Описание задания >>
Оформите строки всех записей ниже в виде нумерованного списка, пропустив пустые строки. Изображения в ответ не включайте.

═══ Предоставленные записи ═══

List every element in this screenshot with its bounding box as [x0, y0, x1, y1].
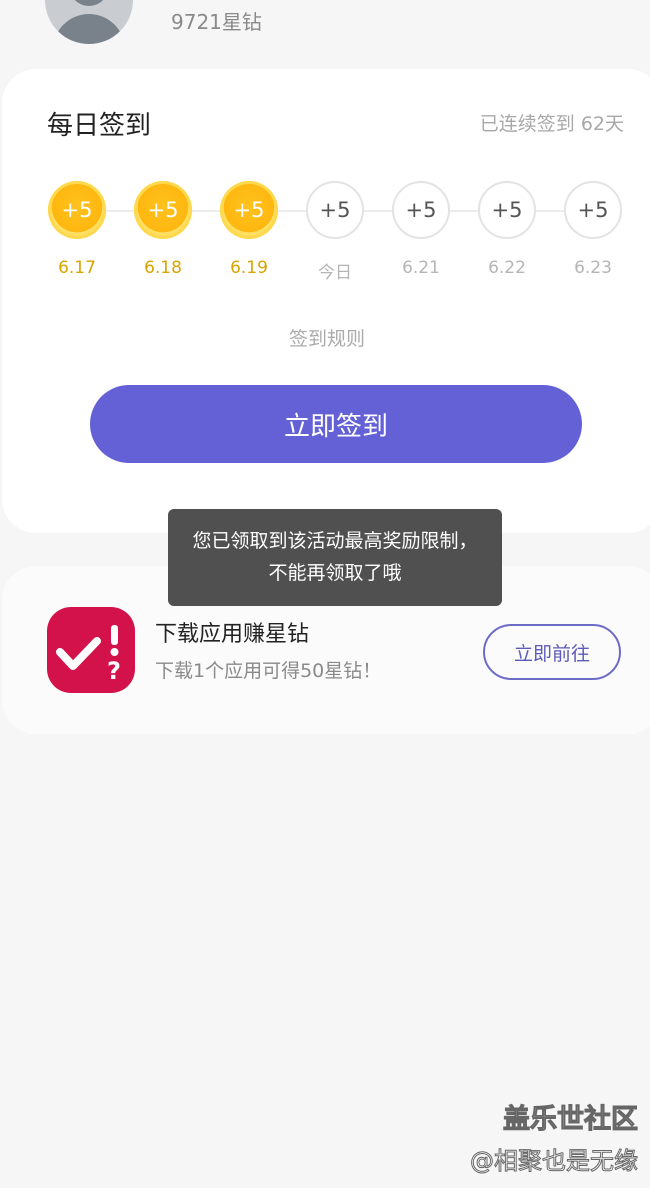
task-subtitle: 下载1个应用可得50星钻！: [155, 660, 382, 682]
svg-text:?: ?: [107, 657, 121, 685]
points-balance: 9721星钻: [171, 10, 262, 34]
coin-icon: +5: [134, 181, 192, 239]
day-label: 6.17: [58, 258, 96, 278]
day-label: 6.22: [488, 258, 526, 278]
checkin-day: +5 6.19: [209, 181, 289, 278]
checkin-day: +5 6.17: [37, 181, 117, 278]
checkin-button[interactable]: 立即签到: [90, 385, 582, 463]
coin-icon: +5: [478, 181, 536, 239]
watermark-community: 盖乐世社区: [503, 1104, 639, 1136]
day-label: 6.21: [402, 258, 440, 278]
checkin-day: +5 6.18: [123, 181, 203, 278]
day-label: 6.19: [230, 258, 268, 278]
day-label: 6.18: [144, 258, 182, 278]
checkin-streak: 已连续签到 62天: [479, 113, 624, 135]
coin-icon: +5: [564, 181, 622, 239]
checkin-day: +5 6.22: [467, 181, 547, 278]
checkmark-question-icon: ?: [47, 607, 135, 693]
day-label: 6.23: [574, 258, 612, 278]
toast-message: 您已领取到该活动最高奖励限制，不能再领取了哦: [168, 509, 502, 606]
avatar-body: [53, 14, 125, 44]
daily-checkin-card: 每日签到 已连续签到 62天 +5 6.17 +5 6.18 +5 6.19 +…: [2, 69, 650, 533]
avatar-head: [69, 0, 109, 6]
go-now-button[interactable]: 立即前往: [483, 624, 621, 680]
coin-icon: +5: [220, 181, 278, 239]
checkin-day: +5 今日: [295, 181, 375, 283]
coin-icon: +5: [306, 181, 364, 239]
avatar[interactable]: [45, 0, 133, 44]
checkin-title: 每日签到: [47, 111, 152, 141]
checkin-day: +5 6.23: [553, 181, 633, 278]
coin-icon: +5: [392, 181, 450, 239]
checkin-day: +5 6.21: [381, 181, 461, 278]
coin-icon: +5: [48, 181, 106, 239]
day-label: 今日: [318, 263, 352, 283]
task-title: 下载应用赚星钻: [155, 622, 310, 647]
checkin-rules-link[interactable]: 签到规则: [2, 324, 650, 351]
watermark-author: @相聚也是无缘: [470, 1147, 639, 1176]
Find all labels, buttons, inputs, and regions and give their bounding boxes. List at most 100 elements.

═══

Результат упражнения >>
1. List every element in this screenshot with its bounding box as [x0, y0, x1, y1].
2. task-subtitle: 下载1个应用可得50星钻！: [155, 660, 382, 682]
3. svg-text:?: ?: [107, 657, 121, 685]
4. points-balance: 9721星钻: [171, 10, 262, 34]
5. coin-icon: +5: [134, 181, 192, 239]
6. day-label: 6.17: [58, 258, 96, 278]
7. day-label: 6.22: [488, 258, 526, 278]
8. checkin-day: +5 6.19: [209, 181, 289, 278]
9. checkin-day: +5 6.17: [37, 181, 117, 278]
10. checkin-button[interactable]: 立即签到: [90, 385, 582, 463]
11. coin-icon: +5: [478, 181, 536, 239]
12. watermark-community: 盖乐世社区: [503, 1104, 639, 1136]
13. day-label: 6.21: [402, 258, 440, 278]
14. checkin-day: +5 6.18: [123, 181, 203, 278]
15. day-label: 6.19: [230, 258, 268, 278]
16. day-label: 6.18: [144, 258, 182, 278]
17. checkin-streak: 已连续签到 62天: [479, 113, 624, 135]
18. coin-icon: +5: [564, 181, 622, 239]
19. checkin-day: +5 6.22: [467, 181, 547, 278]
20. checkmark-question-icon: ?: [47, 607, 135, 693]
21. day-label: 6.23: [574, 258, 612, 278]
22. toast-message: 您已领取到该活动最高奖励限制，不能再领取了哦: [168, 509, 502, 606]
23. avatar-body: [53, 14, 125, 44]
24. daily-checkin-card: 每日签到 已连续签到 62天 +5 6.17 +5 6.18 +5 6.19 +…: [2, 69, 650, 533]
25. avatar-head: [69, 0, 109, 6]
26. go-now-button[interactable]: 立即前往: [483, 624, 621, 680]
27. coin-icon: +5: [220, 181, 278, 239]
28. checkin-day: +5 今日: [295, 181, 375, 283]
29. coin-icon: +5: [306, 181, 364, 239]
30. avatar[interactable]: [45, 0, 133, 44]
31. checkin-title: 每日签到: [47, 111, 152, 141]
32. checkin-day: +5 6.23: [553, 181, 633, 278]
33. coin-icon: +5: [392, 181, 450, 239]
34. checkin-day: +5 6.21: [381, 181, 461, 278]
35. coin-icon: +5: [48, 181, 106, 239]
36. day-label: 今日: [318, 263, 352, 283]
37. task-title: 下载应用赚星钻: [155, 622, 310, 647]
38. checkin-rules-link[interactable]: 签到规则: [2, 324, 650, 351]
39. watermark-author: @相聚也是无缘: [470, 1147, 639, 1176]
40. Find all labels, buttons, inputs, and regions and give their bounding boxes. List at most 100 elements.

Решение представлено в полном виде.